EXERCISE MATERIAL Start Marker

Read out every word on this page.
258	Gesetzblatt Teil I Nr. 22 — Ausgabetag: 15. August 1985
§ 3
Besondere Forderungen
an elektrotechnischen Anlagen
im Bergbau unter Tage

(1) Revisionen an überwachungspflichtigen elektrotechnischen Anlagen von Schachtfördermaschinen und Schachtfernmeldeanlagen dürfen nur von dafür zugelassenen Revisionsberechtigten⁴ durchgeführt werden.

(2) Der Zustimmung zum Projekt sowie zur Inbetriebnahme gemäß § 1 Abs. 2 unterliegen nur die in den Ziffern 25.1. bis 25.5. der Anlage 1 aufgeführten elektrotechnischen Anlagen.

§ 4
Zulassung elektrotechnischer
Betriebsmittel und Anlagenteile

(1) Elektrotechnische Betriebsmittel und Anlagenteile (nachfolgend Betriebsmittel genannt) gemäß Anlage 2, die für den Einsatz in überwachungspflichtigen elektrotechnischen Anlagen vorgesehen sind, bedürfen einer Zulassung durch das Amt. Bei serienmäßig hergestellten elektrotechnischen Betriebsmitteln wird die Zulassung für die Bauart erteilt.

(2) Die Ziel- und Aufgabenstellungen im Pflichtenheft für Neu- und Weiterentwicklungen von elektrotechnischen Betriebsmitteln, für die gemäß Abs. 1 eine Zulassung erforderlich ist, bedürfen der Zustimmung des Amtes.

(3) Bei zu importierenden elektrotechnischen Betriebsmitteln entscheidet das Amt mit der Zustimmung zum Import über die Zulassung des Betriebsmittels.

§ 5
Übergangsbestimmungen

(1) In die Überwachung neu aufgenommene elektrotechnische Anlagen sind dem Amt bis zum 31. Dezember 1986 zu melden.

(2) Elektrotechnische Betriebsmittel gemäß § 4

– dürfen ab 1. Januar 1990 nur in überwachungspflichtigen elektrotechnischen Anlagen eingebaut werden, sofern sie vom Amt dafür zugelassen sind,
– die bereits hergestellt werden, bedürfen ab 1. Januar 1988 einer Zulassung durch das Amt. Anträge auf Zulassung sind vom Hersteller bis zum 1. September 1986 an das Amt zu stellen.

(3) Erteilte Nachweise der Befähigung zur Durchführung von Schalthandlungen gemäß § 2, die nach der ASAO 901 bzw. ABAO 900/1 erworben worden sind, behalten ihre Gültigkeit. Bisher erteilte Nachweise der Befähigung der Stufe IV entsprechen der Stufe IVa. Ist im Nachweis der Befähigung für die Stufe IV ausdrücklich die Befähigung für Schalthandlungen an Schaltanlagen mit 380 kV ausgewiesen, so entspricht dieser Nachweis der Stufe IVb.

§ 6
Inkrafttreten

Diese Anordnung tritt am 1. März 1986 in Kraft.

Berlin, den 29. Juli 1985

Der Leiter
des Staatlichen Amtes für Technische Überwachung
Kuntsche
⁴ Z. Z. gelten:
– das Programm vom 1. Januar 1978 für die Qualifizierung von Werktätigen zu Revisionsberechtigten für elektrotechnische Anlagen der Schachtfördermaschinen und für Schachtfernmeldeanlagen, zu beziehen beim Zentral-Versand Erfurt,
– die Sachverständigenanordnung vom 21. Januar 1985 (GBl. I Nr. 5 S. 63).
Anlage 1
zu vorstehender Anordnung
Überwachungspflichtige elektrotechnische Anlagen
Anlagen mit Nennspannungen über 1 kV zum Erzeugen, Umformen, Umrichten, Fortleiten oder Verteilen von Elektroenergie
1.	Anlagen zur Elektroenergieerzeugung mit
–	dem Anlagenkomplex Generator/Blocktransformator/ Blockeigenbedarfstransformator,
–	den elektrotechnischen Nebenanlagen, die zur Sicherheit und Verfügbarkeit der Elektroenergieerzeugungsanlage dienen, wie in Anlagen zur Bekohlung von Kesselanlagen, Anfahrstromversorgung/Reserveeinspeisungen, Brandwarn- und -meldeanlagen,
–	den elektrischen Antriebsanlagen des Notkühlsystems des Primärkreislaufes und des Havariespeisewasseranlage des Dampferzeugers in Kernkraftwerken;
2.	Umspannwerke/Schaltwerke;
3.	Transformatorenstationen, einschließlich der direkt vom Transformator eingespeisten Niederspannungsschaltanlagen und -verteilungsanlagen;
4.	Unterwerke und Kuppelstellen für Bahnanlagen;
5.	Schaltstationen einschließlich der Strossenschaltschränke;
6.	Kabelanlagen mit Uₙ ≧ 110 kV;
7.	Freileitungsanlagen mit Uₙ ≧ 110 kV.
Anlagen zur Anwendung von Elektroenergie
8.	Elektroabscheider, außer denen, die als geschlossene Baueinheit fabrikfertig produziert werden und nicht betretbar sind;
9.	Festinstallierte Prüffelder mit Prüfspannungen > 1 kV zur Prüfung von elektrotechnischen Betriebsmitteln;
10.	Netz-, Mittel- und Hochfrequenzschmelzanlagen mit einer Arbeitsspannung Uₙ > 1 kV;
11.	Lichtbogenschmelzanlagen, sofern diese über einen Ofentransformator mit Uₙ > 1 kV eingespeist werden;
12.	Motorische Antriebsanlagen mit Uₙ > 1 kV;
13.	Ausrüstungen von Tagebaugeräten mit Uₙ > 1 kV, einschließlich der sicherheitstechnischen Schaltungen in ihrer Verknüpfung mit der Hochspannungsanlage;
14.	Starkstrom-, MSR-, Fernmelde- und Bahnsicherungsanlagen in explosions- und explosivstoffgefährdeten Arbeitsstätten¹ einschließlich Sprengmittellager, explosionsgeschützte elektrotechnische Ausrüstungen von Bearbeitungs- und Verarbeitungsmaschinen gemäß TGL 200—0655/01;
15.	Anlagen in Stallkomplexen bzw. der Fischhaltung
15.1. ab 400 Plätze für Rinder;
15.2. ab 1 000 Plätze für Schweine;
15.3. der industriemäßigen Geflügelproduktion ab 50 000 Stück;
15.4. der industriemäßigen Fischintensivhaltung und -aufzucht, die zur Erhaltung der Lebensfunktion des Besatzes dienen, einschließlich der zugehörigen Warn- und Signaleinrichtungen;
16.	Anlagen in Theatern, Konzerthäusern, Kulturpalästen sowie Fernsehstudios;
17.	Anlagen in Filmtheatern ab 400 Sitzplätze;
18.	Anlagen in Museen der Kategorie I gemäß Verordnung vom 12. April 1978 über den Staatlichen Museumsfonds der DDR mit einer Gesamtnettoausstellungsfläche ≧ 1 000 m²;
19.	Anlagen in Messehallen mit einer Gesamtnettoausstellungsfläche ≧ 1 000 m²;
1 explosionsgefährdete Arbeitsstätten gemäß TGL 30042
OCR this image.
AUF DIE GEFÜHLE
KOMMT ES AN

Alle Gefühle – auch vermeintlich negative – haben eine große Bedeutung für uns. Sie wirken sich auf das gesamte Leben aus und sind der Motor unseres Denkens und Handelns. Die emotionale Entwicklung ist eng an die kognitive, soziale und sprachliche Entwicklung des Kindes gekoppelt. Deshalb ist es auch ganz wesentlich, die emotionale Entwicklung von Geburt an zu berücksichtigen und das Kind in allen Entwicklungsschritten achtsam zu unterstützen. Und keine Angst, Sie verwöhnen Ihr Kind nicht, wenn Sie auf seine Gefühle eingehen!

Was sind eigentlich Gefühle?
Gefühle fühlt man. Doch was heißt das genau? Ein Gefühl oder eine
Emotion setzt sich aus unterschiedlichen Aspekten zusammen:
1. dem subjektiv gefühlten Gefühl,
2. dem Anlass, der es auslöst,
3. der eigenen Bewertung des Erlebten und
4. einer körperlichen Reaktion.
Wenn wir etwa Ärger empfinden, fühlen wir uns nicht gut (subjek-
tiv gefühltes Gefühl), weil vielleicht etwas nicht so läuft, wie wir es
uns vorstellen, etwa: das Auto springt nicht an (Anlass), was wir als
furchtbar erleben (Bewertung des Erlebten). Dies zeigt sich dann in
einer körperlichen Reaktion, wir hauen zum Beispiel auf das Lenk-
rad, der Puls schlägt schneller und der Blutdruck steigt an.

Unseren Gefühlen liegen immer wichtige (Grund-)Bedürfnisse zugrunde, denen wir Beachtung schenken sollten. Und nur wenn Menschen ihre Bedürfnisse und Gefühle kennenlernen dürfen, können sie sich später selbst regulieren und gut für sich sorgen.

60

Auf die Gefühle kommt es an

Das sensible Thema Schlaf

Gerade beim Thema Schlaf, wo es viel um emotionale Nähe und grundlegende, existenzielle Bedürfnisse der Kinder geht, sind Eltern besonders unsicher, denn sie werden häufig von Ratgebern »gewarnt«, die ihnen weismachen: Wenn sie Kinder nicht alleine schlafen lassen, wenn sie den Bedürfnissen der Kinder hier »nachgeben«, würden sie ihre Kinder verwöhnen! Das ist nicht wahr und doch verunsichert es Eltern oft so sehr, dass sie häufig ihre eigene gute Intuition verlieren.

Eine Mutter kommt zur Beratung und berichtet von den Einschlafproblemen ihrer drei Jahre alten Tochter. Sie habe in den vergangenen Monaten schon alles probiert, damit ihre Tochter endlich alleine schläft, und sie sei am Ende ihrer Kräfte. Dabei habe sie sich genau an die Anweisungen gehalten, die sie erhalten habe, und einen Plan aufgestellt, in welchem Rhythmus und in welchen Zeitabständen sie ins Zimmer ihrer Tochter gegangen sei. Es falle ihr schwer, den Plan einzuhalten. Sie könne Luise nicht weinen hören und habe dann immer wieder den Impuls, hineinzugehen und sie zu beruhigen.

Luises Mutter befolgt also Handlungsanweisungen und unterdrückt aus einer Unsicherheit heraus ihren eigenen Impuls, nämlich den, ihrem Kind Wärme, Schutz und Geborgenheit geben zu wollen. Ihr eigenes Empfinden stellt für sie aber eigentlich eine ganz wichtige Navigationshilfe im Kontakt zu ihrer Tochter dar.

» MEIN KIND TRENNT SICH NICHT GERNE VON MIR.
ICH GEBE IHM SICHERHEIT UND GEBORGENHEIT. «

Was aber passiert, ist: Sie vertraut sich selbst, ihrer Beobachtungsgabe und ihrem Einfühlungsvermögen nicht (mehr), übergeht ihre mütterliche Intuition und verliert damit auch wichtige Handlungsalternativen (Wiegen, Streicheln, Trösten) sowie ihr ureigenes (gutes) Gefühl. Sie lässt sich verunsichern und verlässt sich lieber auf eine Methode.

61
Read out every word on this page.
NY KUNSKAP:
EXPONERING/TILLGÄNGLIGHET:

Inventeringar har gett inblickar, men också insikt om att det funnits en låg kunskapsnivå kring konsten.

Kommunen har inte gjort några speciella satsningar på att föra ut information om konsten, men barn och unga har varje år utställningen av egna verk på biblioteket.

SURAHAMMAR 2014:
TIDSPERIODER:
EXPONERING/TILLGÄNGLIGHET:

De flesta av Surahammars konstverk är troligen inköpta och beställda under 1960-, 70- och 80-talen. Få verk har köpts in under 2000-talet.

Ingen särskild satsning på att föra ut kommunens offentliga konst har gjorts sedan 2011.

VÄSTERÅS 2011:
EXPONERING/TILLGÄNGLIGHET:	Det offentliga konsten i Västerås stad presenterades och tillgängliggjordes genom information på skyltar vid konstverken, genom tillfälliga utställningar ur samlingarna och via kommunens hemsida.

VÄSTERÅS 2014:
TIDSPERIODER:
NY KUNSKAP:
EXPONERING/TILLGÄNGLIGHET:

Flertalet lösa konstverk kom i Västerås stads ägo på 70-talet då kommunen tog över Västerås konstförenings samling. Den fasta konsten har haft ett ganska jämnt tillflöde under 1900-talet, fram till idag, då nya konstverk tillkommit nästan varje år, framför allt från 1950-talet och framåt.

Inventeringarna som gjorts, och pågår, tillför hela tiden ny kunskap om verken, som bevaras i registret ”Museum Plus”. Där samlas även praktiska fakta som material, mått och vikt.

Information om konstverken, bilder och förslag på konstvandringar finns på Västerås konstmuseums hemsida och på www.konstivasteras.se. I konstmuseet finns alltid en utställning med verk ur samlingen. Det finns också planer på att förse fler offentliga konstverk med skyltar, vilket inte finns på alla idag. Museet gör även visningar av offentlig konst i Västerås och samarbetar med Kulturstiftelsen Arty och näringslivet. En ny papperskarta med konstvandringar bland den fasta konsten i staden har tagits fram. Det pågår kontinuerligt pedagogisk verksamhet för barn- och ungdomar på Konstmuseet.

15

EXERCISE MATERIAL End Marker

WHAT IS EXPECTED:
Lines containing the word "kommunens": copy every one of them from the records above.

SOLUTION FOR THIS EXERCISE:
Ingen särskild satsning på att föra ut kommunens offentliga konst har gjorts sedan 2011.
EXPONERING/TILLGÄNGLIGHET:	Det offentliga konsten i Västerås stad presenterades och tillgängliggjordes genom information på skyltar vid konstverken, genom tillfälliga utställningar ur samlingarna och via kommunens hemsida.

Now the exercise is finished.